Request →
Output an exact reproduction of the data.

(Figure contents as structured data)
= = = = =
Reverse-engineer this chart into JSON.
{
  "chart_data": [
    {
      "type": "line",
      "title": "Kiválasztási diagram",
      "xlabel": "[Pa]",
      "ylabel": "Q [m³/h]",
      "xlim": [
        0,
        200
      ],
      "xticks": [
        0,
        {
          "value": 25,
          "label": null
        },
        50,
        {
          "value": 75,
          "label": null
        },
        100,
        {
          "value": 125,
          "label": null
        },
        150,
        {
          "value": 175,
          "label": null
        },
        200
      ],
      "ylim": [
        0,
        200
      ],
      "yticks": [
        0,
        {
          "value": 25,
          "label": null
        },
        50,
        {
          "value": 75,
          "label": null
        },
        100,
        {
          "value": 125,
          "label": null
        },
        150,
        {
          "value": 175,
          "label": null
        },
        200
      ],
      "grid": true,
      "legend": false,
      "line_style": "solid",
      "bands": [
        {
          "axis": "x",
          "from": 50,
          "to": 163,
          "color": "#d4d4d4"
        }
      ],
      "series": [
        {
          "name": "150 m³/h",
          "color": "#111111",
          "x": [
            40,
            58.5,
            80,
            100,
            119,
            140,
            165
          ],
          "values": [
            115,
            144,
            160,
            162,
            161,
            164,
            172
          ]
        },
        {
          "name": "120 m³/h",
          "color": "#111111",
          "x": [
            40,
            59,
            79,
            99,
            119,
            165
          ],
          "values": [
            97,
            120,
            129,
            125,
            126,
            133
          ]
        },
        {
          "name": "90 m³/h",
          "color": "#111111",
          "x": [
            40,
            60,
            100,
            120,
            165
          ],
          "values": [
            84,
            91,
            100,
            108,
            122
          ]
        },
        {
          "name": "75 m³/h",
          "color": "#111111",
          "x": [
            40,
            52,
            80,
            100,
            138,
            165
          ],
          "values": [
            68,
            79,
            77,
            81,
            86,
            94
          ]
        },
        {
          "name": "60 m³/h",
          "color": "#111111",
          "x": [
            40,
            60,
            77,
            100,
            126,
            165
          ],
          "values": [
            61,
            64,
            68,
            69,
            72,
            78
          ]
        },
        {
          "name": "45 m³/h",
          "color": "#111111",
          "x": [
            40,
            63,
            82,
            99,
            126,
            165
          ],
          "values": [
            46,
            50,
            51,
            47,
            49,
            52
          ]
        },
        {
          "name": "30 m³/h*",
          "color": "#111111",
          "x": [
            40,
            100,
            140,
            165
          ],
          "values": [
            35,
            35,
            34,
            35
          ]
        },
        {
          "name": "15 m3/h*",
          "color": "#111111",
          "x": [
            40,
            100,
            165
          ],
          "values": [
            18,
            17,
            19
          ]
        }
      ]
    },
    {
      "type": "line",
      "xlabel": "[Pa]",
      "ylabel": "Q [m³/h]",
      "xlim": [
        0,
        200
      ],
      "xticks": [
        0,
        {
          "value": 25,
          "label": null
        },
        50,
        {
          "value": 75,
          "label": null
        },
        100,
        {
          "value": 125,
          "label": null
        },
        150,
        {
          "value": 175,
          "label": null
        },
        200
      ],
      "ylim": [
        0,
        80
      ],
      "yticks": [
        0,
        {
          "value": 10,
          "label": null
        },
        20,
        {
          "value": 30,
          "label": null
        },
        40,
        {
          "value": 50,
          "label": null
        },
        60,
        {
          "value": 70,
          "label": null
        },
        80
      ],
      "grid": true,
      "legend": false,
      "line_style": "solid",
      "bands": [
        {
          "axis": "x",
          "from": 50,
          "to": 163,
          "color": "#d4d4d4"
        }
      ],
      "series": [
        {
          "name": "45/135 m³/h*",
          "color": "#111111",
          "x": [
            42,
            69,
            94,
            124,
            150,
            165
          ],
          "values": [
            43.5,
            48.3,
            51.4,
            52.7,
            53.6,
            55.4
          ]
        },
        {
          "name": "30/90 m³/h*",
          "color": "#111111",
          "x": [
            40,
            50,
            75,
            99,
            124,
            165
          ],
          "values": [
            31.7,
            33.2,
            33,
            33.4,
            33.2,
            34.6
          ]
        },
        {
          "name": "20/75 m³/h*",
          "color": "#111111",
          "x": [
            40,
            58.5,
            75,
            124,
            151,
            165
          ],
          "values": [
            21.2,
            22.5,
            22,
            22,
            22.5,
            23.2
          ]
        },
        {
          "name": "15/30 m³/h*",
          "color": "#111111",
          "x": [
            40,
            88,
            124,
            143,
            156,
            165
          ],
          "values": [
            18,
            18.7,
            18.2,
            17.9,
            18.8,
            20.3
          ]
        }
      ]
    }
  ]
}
= = = = =
Solution below →
Reverse-engineer this chart into JSON.
{
  "chart_data": [
    {
      "type": "line",
      "title": "Kiválasztási diagram",
      "xlabel": "[Pa]",
      "ylabel": "Q [m³/h]",
      "xlim": [
        0,
        200
      ],
      "xticks": [
        0,
        {
          "value": 25,
          "label": null
        },
        50,
        {
          "value": 75,
          "label": null
        },
        100,
        {
          "value": 125,
          "label": null
        },
        150,
        {
          "value": 175,
          "label": null
        },
        200
      ],
      "ylim": [
        0,
        200
      ],
      "yticks": [
        0,
        {
          "value": 25,
          "label": null
        },
        50,
        {
          "value": 75,
          "label": null
        },
        100,
        {
          "value": 125,
          "label": null
        },
        150,
        {
          "value": 175,
          "label": null
        },
        200
      ],
      "grid": true,
      "legend": false,
      "line_style": "solid",
      "bands": [
        {
          "axis": "x",
          "from": 50,
          "to": 163,
          "color": "#d4d4d4"
        }
      ],
      "series": [
        {
          "name": "150 m³/h",
          "color": "#111111",
          "x": [
            40,
            58.5,
            80,
            100,
            119,
            140,
            165
          ],
          "values": [
            115,
            144,
            160,
            162,
            161,
            164,
            172
          ]
        },
        {
          "name": "120 m³/h",
          "color": "#111111",
          "x": [
            40,
            59,
            79,
            99,
            119,
            165
          ],
          "values": [
            97,
            120,
            129,
            125,
            126,
            133
          ]
        },
        {
          "name": "90 m³/h",
          "color": "#111111",
          "x": [
            40,
            60,
            100,
            120,
            165
          ],
          "values": [
            84,
            91,
            100,
            108,
            122
          ]
        },
        {
          "name": "75 m³/h",
          "color": "#111111",
          "x": [
            40,
            52,
            80,
            100,
            138,
            165
          ],
          "values": [
            68,
            79,
            77,
            81,
            86,
            94
          ]
        },
        {
          "name": "60 m³/h",
          "color": "#111111",
          "x": [
            40,
            60,
            77,
            100,
            126,
            165
          ],
          "values": [
            61,
            64,
            68,
            69,
            72,
            78
          ]
        },
        {
          "name": "45 m³/h",
          "color": "#111111",
          "x": [
            40,
            63,
            82,
            99,
            126,
            165
          ],
          "values": [
            46,
            50,
            51,
            47,
            49,
            52
          ]
        },
        {
          "name": "30 m³/h*",
          "color": "#111111",
          "x": [
            40,
            100,
            140,
            165
          ],
          "values": [
            35,
            35,
            34,
            35
          ]
        },
        {
          "name": "15 m3/h*",
          "color": "#111111",
          "x": [
            40,
            100,
            165
          ],
          "values": [
            18,
            17,
            19
          ]
        }
      ]
    },
    {
      "type": "line",
      "xlabel": "[Pa]",
      "ylabel": "Q [m³/h]",
      "xlim": [
        0,
        200
      ],
      "xticks": [
        0,
        {
          "value": 25,
          "label": null
        },
        50,
        {
          "value": 75,
          "label": null
        },
        100,
        {
          "value": 125,
          "label": null
        },
        150,
        {
          "value": 175,
          "label": null
        },
        200
      ],
      "ylim": [
        0,
        80
      ],
      "yticks": [
        0,
        {
          "value": 10,
          "label": null
        },
        20,
        {
          "value": 30,
          "label": null
        },
        40,
        {
          "value": 50,
          "label": null
        },
        60,
        {
          "value": 70,
          "label": null
        },
        80
      ],
      "grid": true,
      "legend": false,
      "line_style": "solid",
      "bands": [
        {
          "axis": "x",
          "from": 50,
          "to": 163,
          "color": "#d4d4d4"
        }
      ],
      "series": [
        {
          "name": "45/135 m³/h*",
          "color": "#111111",
          "x": [
            42,
            69,
            94,
            124,
            150,
            165
          ],
          "values": [
            43.5,
            48.3,
            51.4,
            52.7,
            53.6,
            55.4
          ]
        },
        {
          "name": "30/90 m³/h*",
          "color": "#111111",
          "x": [
            40,
            50,
            75,
            99,
            124,
            165
          ],
          "values": [
            31.7,
            33.2,
            33,
            33.4,
            33.2,
            34.6
          ]
        },
        {
          "name": "20/75 m³/h*",
          "color": "#111111",
          "x": [
            40,
            58.5,
            75,
            124,
            151,
            165
          ],
          "values": [
            21.2,
            22.5,
            22,
            22,
            22.5,
            23.2
          ]
        },
        {
          "name": "15/30 m³/h*",
          "color": "#111111",
          "x": [
            40,
            88,
            124,
            143,
            156,
            165
          ],
          "values": [
            18,
            18.7,
            18.2,
            17.9,
            18.8,
            20.3
          ]
        }
      ]
    }
  ]
}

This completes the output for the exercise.